[Dataset excerpt]
⟨
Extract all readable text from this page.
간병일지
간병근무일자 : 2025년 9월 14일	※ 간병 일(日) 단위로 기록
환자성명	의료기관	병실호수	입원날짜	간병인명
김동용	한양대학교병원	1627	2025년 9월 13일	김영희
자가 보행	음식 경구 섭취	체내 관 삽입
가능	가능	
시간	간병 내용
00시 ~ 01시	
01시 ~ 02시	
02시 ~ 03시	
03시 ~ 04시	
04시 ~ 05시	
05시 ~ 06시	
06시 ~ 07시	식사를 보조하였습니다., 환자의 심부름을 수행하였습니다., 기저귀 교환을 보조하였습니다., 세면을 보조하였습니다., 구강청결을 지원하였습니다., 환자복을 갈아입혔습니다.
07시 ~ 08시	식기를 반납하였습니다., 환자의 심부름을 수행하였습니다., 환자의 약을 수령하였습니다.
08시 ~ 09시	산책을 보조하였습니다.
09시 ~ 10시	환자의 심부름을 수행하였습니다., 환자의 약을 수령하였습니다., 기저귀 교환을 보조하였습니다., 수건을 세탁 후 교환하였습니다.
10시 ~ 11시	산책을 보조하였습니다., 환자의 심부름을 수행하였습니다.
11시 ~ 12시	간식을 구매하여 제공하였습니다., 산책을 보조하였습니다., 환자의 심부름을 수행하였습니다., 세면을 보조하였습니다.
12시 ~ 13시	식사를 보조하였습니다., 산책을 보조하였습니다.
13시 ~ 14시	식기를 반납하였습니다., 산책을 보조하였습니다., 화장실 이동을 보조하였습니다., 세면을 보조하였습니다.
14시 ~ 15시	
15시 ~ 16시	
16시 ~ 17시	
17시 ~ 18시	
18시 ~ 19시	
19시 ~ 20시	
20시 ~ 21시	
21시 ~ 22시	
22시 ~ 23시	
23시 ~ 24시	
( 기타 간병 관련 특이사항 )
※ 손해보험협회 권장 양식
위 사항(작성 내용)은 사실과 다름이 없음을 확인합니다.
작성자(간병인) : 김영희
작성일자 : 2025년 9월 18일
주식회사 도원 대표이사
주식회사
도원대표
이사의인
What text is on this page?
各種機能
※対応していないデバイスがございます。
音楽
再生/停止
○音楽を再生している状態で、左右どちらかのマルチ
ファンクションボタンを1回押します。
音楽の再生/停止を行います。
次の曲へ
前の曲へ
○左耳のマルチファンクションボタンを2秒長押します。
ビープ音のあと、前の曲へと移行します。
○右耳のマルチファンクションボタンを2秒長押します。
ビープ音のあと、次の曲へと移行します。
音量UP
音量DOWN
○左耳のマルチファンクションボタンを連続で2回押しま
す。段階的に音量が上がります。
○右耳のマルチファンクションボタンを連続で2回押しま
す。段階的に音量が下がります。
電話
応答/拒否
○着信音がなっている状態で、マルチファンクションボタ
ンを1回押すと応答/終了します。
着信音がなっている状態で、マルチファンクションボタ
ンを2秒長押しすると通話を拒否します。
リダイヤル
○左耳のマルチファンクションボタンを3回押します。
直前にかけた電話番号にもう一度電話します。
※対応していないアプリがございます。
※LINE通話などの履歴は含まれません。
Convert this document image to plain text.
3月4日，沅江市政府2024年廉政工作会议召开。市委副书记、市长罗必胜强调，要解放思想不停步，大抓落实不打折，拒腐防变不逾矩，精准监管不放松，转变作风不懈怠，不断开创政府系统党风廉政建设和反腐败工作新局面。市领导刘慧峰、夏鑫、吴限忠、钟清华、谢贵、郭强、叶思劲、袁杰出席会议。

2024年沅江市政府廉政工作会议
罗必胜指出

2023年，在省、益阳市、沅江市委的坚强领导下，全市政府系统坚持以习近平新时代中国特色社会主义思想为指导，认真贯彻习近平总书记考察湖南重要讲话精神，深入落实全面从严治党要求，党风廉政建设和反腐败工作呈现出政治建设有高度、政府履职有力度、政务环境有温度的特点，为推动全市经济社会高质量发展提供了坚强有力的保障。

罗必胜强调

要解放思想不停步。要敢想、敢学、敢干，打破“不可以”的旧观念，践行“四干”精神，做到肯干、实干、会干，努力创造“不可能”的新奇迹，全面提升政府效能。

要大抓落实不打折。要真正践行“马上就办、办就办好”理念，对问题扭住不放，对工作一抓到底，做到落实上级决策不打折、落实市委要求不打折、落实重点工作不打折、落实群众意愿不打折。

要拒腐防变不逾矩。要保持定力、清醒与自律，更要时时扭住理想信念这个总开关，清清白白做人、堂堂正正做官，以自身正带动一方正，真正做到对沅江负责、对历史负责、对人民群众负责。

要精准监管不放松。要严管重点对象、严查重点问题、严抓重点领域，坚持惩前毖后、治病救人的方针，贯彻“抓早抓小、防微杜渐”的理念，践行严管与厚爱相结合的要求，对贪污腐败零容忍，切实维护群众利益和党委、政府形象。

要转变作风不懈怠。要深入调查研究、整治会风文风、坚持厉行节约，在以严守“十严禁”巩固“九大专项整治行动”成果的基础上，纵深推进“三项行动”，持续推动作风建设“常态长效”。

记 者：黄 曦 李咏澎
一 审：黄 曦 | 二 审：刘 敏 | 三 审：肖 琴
⟩
What this task involves: Please restate the whole listing word for word.

Response:
Extract all readable text from this page.
간병일지
간병근무일자 : 2025년 9월 14일	※ 간병 일(日) 단위로 기록
환자성명	의료기관	병실호수	입원날짜	간병인명
김동용	한양대학교병원	1627	2025년 9월 13일	김영희
자가 보행	음식 경구 섭취	체내 관 삽입
가능	가능	
시간	간병 내용
00시 ~ 01시	
01시 ~ 02시	
02시 ~ 03시	
03시 ~ 04시	
04시 ~ 05시	
05시 ~ 06시	
06시 ~ 07시	식사를 보조하였습니다., 환자의 심부름을 수행하였습니다., 기저귀 교환을 보조하였습니다., 세면을 보조하였습니다., 구강청결을 지원하였습니다., 환자복을 갈아입혔습니다.
07시 ~ 08시	식기를 반납하였습니다., 환자의 심부름을 수행하였습니다., 환자의 약을 수령하였습니다.
08시 ~ 09시	산책을 보조하였습니다.
09시 ~ 10시	환자의 심부름을 수행하였습니다., 환자의 약을 수령하였습니다., 기저귀 교환을 보조하였습니다., 수건을 세탁 후 교환하였습니다.
10시 ~ 11시	산책을 보조하였습니다., 환자의 심부름을 수행하였습니다.
11시 ~ 12시	간식을 구매하여 제공하였습니다., 산책을 보조하였습니다., 환자의 심부름을 수행하였습니다., 세면을 보조하였습니다.
12시 ~ 13시	식사를 보조하였습니다., 산책을 보조하였습니다.
13시 ~ 14시	식기를 반납하였습니다., 산책을 보조하였습니다., 화장실 이동을 보조하였습니다., 세면을 보조하였습니다.
14시 ~ 15시	
15시 ~ 16시	
16시 ~ 17시	
17시 ~ 18시	
18시 ~ 19시	
19시 ~ 20시	
20시 ~ 21시	
21시 ~ 22시	
22시 ~ 23시	
23시 ~ 24시	
( 기타 간병 관련 특이사항 )
※ 손해보험협회 권장 양식
위 사항(작성 내용)은 사실과 다름이 없음을 확인합니다.
작성자(간병인) : 김영희
작성일자 : 2025년 9월 18일
주식회사 도원 대표이사
주식회사
도원대표
이사의인
What text is on this page?
各種機能
※対応していないデバイスがございます。
音楽
再生/停止
○音楽を再生している状態で、左右どちらかのマルチ
ファンクションボタンを1回押します。
音楽の再生/停止を行います。
次の曲へ
前の曲へ
○左耳のマルチファンクションボタンを2秒長押します。
ビープ音のあと、前の曲へと移行します。
○右耳のマルチファンクションボタンを2秒長押します。
ビープ音のあと、次の曲へと移行します。
音量UP
音量DOWN
○左耳のマルチファンクションボタンを連続で2回押しま
す。段階的に音量が上がります。
○右耳のマルチファンクションボタンを連続で2回押しま
す。段階的に音量が下がります。
電話
応答/拒否
○着信音がなっている状態で、マルチファンクションボタ
ンを1回押すと応答/終了します。
着信音がなっている状態で、マルチファンクションボタ
ンを2秒長押しすると通話を拒否します。
リダイヤル
○左耳のマルチファンクションボタンを3回押します。
直前にかけた電話番号にもう一度電話します。
※対応していないアプリがございます。
※LINE通話などの履歴は含まれません。
Convert this document image to plain text.
3月4日，沅江市政府2024年廉政工作会议召开。市委副书记、市长罗必胜强调，要解放思想不停步，大抓落实不打折，拒腐防变不逾矩，精准监管不放松，转变作风不懈怠，不断开创政府系统党风廉政建设和反腐败工作新局面。市领导刘慧峰、夏鑫、吴限忠、钟清华、谢贵、郭强、叶思劲、袁杰出席会议。

2024年沅江市政府廉政工作会议
罗必胜指出

2023年，在省、益阳市、沅江市委的坚强领导下，全市政府系统坚持以习近平新时代中国特色社会主义思想为指导，认真贯彻习近平总书记考察湖南重要讲话精神，深入落实全面从严治党要求，党风廉政建设和反腐败工作呈现出政治建设有高度、政府履职有力度、政务环境有温度的特点，为推动全市经济社会高质量发展提供了坚强有力的保障。

罗必胜强调

要解放思想不停步。要敢想、敢学、敢干，打破“不可以”的旧观念，践行“四干”精神，做到肯干、实干、会干，努力创造“不可能”的新奇迹，全面提升政府效能。

要大抓落实不打折。要真正践行“马上就办、办就办好”理念，对问题扭住不放，对工作一抓到底，做到落实上级决策不打折、落实市委要求不打折、落实重点工作不打折、落实群众意愿不打折。

要拒腐防变不逾矩。要保持定力、清醒与自律，更要时时扭住理想信念这个总开关，清清白白做人、堂堂正正做官，以自身正带动一方正，真正做到对沅江负责、对历史负责、对人民群众负责。

要精准监管不放松。要严管重点对象、严查重点问题、严抓重点领域，坚持惩前毖后、治病救人的方针，贯彻“抓早抓小、防微杜渐”的理念，践行严管与厚爱相结合的要求，对贪污腐败零容忍，切实维护群众利益和党委、政府形象。

要转变作风不懈怠。要深入调查研究、整治会风文风、坚持厉行节约，在以严守“十严禁”巩固“九大专项整治行动”成果的基础上，纵深推进“三项行动”，持续推动作风建设“常态长效”。

记 者：黄 曦 李咏澎
一 审：黄 曦 | 二 审：刘 敏 | 三 审：肖 琴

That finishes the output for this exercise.